* SHORT PROBLEM
Revise everything from the line containing "- name-cell: GÜL*************LAT: [170, 220, 336, 232]" down to the end of the material, changing "tc-cell" to "id-number-cell" and leaving all else as it is.

* EXCERPTED DATA
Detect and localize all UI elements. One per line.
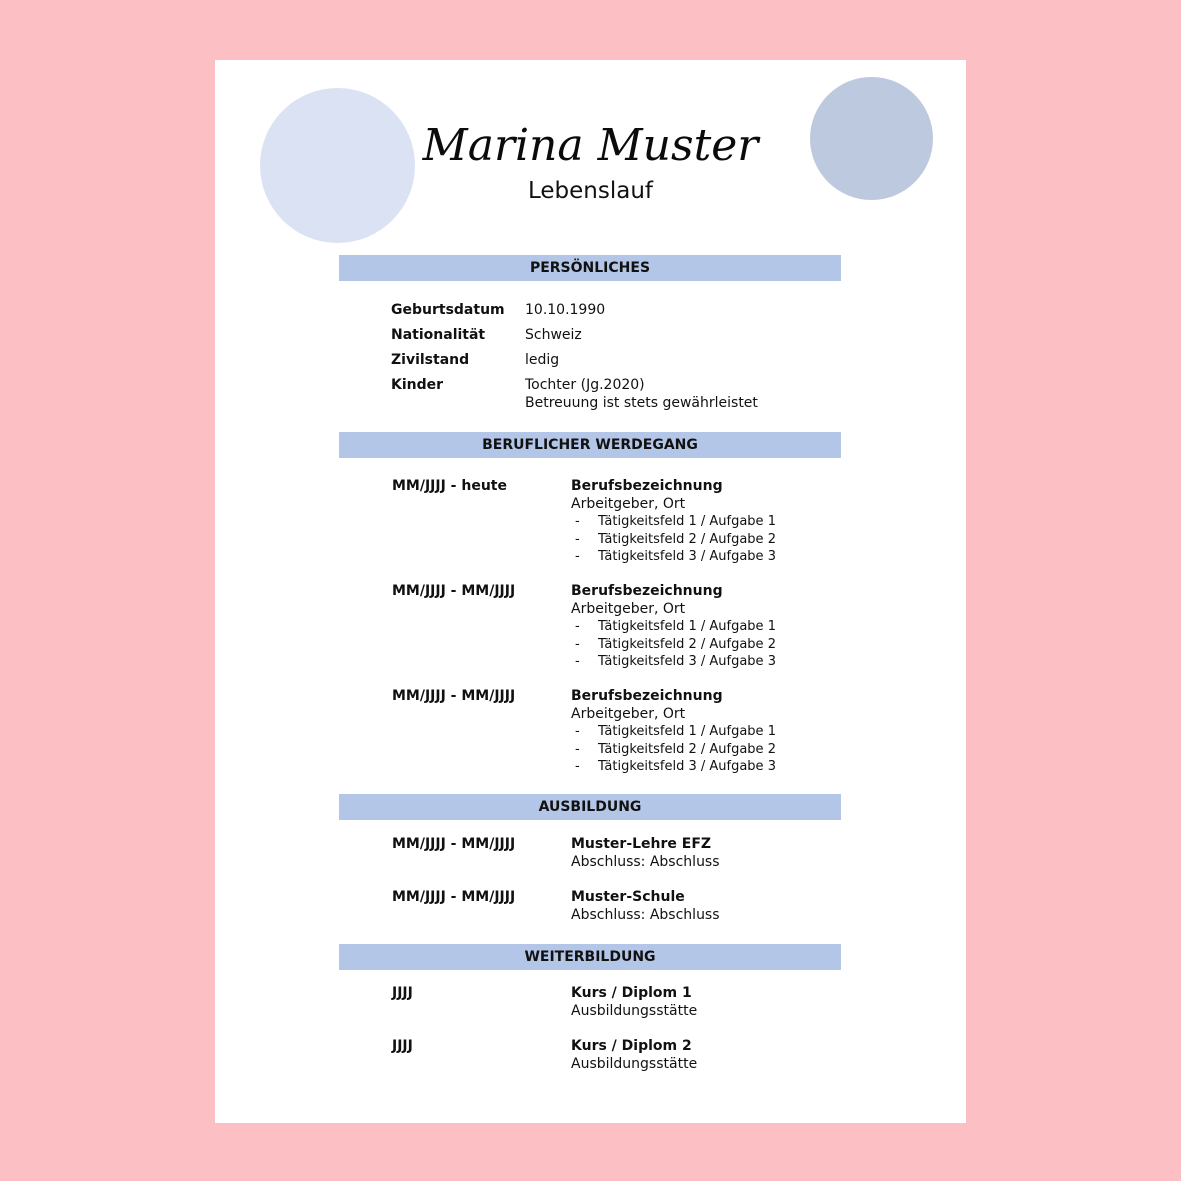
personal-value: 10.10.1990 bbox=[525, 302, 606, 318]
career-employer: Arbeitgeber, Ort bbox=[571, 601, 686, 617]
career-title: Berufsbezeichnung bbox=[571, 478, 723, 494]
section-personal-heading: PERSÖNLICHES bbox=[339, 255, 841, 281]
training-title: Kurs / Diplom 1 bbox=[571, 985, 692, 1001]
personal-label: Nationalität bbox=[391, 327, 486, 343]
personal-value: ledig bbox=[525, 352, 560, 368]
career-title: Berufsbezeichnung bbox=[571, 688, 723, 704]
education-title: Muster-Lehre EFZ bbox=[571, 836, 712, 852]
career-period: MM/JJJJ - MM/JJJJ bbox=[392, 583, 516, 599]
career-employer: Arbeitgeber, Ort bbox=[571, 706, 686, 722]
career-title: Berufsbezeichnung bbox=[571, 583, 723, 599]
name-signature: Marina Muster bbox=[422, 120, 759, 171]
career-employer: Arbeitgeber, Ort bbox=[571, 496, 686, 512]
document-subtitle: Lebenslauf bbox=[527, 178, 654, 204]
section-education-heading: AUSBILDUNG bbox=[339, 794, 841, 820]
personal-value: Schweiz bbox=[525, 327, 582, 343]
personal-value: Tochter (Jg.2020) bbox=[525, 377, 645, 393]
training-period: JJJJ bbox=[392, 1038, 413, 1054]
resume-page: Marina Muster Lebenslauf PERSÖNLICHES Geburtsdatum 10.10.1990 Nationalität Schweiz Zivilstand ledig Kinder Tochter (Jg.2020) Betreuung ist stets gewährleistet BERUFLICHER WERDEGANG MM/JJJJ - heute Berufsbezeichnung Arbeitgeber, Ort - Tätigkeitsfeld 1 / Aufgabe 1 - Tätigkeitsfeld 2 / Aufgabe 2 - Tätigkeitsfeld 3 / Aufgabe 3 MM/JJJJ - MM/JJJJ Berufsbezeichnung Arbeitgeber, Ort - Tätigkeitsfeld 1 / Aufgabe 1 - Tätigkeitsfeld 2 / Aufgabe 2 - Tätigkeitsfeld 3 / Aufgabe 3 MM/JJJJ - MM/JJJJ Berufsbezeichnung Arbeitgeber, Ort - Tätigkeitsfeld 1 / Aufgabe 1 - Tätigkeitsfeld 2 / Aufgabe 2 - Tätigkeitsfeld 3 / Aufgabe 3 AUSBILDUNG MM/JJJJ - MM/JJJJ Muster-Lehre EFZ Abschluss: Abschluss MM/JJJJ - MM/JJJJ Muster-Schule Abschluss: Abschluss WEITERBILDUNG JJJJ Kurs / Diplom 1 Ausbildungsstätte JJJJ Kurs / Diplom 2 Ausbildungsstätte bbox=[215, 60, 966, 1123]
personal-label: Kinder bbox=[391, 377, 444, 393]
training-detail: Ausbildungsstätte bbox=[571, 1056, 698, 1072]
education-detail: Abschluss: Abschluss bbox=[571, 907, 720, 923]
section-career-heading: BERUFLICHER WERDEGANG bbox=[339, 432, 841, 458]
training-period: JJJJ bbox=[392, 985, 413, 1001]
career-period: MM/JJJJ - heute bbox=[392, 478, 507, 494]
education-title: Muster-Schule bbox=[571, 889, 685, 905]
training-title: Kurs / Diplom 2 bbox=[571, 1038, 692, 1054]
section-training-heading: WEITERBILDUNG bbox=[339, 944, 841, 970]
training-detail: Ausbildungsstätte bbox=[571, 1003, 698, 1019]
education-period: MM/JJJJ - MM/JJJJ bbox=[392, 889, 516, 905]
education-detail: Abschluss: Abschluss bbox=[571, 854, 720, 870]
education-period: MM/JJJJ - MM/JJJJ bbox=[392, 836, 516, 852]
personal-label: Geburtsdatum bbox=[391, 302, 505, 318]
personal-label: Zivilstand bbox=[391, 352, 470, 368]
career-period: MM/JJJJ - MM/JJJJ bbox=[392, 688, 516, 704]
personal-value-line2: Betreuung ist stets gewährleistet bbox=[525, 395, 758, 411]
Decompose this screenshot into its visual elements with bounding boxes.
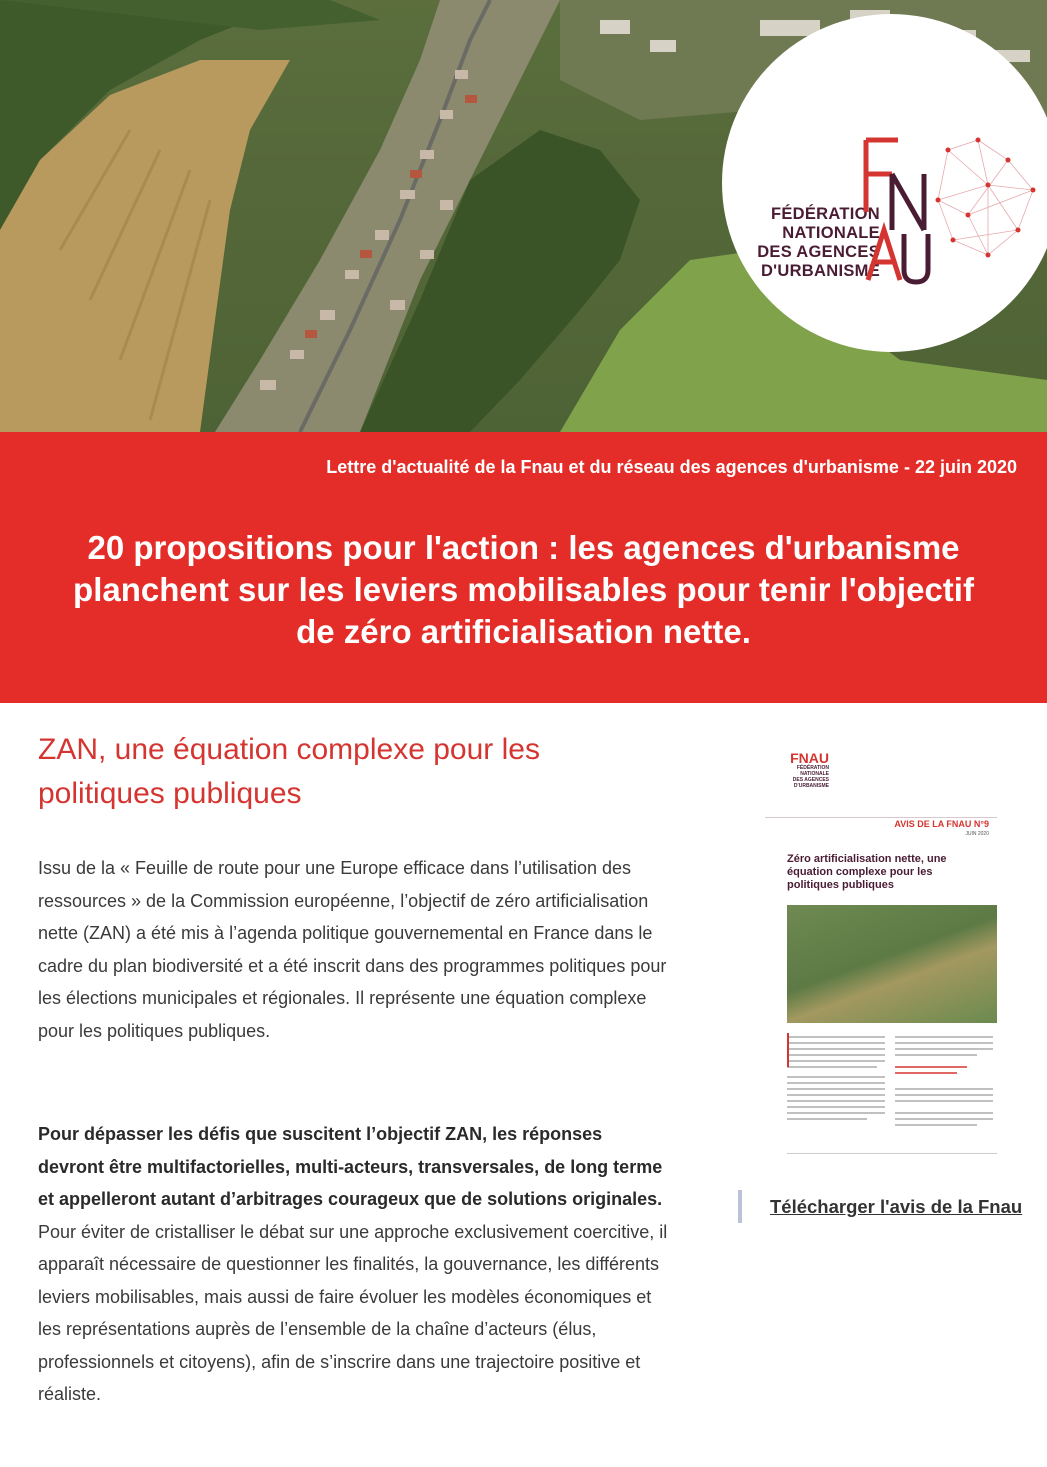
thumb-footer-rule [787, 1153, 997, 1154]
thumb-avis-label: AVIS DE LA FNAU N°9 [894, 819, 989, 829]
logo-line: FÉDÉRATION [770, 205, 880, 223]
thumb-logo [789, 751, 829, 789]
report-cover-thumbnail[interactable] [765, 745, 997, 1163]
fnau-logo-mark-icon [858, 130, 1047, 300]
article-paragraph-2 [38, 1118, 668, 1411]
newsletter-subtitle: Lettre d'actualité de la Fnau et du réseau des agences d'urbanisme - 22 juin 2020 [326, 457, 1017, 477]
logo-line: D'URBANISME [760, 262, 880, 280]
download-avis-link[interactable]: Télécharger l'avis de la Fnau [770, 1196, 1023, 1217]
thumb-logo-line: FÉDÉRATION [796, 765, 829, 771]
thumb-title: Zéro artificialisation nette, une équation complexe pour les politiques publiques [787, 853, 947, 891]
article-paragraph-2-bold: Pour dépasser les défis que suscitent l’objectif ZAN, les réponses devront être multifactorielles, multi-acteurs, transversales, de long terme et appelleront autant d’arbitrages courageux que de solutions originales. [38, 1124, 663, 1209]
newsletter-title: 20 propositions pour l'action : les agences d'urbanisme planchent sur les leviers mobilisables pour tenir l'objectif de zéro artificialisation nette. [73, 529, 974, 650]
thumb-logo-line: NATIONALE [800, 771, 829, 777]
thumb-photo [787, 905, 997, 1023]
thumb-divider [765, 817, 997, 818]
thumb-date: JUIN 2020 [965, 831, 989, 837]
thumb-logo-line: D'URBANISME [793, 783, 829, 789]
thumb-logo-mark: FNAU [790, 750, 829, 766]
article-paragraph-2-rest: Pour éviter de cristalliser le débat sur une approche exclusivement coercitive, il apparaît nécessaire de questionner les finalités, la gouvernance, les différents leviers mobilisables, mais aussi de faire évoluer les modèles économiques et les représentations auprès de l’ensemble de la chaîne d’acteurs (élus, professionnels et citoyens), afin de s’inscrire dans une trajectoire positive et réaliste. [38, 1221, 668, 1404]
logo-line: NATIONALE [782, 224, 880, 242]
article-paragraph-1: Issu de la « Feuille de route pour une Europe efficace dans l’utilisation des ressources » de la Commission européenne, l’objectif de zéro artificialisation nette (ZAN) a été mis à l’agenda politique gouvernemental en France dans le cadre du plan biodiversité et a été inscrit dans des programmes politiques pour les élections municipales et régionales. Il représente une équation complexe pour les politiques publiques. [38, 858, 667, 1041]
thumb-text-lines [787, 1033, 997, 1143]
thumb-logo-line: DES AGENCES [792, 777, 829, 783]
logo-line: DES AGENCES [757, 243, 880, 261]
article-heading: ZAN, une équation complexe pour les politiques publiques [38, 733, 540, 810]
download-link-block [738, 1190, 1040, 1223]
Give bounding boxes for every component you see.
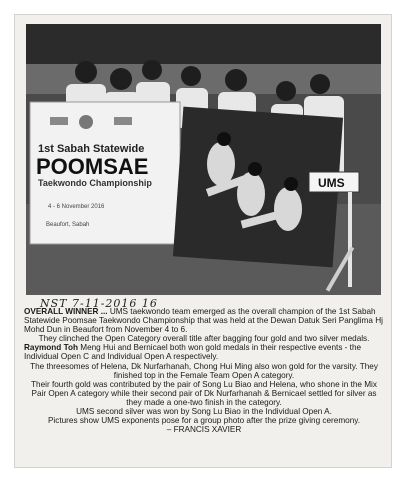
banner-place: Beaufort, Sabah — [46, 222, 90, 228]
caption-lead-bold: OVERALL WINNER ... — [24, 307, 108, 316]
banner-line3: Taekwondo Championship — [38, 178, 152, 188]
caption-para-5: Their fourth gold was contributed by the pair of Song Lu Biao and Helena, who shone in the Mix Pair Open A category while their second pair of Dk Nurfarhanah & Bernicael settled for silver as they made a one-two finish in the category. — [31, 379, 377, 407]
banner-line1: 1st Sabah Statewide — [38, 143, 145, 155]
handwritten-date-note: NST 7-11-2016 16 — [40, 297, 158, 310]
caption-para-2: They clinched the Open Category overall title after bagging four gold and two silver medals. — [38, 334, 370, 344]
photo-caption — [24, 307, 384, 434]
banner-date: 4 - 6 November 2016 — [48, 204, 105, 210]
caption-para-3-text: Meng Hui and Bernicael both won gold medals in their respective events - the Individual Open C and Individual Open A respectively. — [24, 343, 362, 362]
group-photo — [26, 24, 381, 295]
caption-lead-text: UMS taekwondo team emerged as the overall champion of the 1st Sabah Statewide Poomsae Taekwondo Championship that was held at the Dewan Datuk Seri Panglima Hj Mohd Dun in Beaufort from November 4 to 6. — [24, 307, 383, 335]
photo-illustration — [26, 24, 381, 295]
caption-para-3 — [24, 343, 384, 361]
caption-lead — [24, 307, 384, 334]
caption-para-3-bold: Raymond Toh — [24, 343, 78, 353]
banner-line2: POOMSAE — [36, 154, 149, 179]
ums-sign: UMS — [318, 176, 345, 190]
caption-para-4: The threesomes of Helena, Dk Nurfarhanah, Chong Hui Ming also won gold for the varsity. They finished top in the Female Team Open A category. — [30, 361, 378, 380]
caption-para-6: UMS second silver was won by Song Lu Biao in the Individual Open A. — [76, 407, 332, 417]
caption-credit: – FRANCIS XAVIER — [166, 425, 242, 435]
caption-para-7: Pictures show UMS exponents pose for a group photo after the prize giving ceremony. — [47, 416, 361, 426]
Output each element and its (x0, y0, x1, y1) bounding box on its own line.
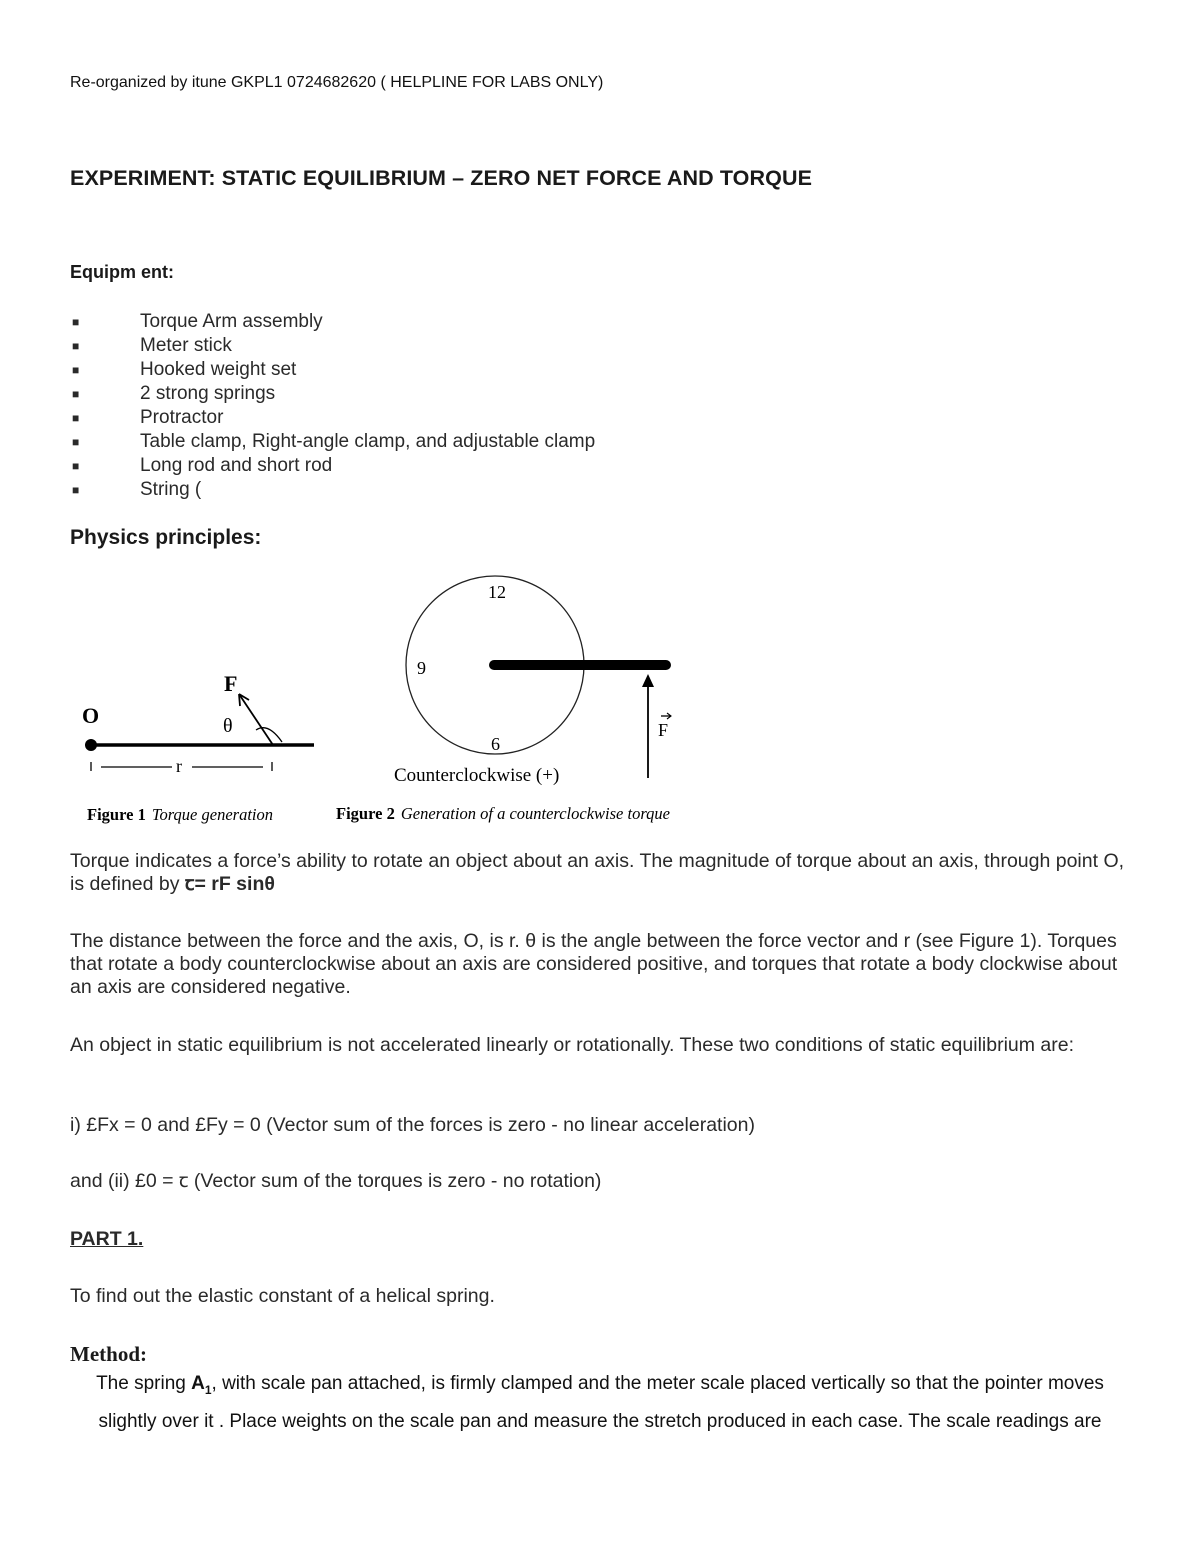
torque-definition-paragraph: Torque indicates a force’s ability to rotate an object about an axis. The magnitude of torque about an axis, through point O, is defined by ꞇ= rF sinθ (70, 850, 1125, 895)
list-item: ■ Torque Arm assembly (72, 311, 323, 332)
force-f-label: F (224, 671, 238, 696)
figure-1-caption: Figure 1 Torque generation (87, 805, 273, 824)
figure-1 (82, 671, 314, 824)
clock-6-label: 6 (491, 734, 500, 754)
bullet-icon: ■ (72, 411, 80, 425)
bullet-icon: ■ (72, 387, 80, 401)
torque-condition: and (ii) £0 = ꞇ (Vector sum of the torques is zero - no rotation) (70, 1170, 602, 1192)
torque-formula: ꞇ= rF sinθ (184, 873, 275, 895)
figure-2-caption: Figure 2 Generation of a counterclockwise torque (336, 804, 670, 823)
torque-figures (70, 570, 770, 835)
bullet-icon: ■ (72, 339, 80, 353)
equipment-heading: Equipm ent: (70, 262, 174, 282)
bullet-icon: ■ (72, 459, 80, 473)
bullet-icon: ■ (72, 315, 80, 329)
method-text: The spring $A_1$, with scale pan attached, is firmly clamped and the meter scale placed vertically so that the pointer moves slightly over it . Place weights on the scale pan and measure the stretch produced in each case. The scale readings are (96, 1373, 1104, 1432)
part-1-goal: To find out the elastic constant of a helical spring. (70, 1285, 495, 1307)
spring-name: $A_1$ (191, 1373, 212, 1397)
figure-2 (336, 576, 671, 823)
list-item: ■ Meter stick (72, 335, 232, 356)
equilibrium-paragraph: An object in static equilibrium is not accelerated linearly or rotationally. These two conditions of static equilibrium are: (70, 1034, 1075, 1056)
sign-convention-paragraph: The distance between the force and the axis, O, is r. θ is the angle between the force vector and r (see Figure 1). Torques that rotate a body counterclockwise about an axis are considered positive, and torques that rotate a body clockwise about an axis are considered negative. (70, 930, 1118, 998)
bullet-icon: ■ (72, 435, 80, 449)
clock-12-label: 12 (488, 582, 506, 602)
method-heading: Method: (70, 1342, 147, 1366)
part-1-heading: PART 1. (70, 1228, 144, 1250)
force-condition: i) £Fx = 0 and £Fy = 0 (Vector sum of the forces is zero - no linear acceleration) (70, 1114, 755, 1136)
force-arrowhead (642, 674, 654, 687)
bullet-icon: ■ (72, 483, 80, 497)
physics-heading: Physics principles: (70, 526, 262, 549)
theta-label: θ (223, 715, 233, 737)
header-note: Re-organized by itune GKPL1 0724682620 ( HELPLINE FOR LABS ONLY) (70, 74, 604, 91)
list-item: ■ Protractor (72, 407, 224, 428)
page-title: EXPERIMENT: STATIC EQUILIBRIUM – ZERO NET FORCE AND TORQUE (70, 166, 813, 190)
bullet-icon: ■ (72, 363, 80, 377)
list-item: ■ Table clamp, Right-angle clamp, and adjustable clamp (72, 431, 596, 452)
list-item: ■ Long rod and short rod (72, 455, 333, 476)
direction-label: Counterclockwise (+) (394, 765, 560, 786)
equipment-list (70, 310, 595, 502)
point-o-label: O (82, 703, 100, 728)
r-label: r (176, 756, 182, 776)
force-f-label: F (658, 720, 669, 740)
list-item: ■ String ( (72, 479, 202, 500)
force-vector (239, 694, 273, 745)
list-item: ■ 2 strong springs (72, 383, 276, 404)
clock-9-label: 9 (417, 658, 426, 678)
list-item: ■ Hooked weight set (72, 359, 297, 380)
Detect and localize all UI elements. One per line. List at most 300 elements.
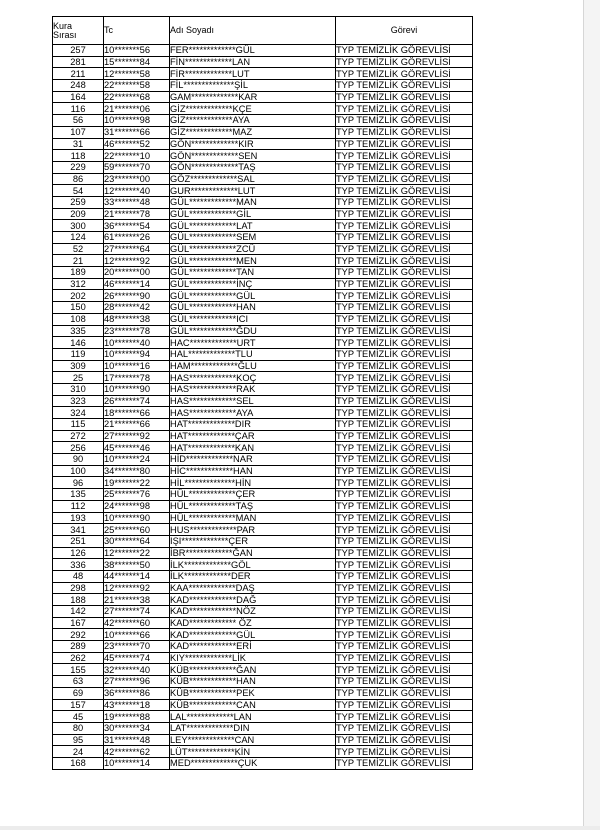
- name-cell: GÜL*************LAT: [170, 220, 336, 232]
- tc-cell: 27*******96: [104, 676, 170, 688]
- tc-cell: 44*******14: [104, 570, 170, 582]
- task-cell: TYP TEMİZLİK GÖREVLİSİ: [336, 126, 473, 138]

* EXPECTED ANSWER
- name-cell: GÜL*************LAT: [170, 220, 336, 232]
- id-number-cell: 27*******96: [104, 676, 170, 688]
- id-number-cell: 44*******14: [104, 570, 170, 582]
- task-cell: TYP TEMİZLİK GÖREVLİSİ: [336, 126, 473, 138]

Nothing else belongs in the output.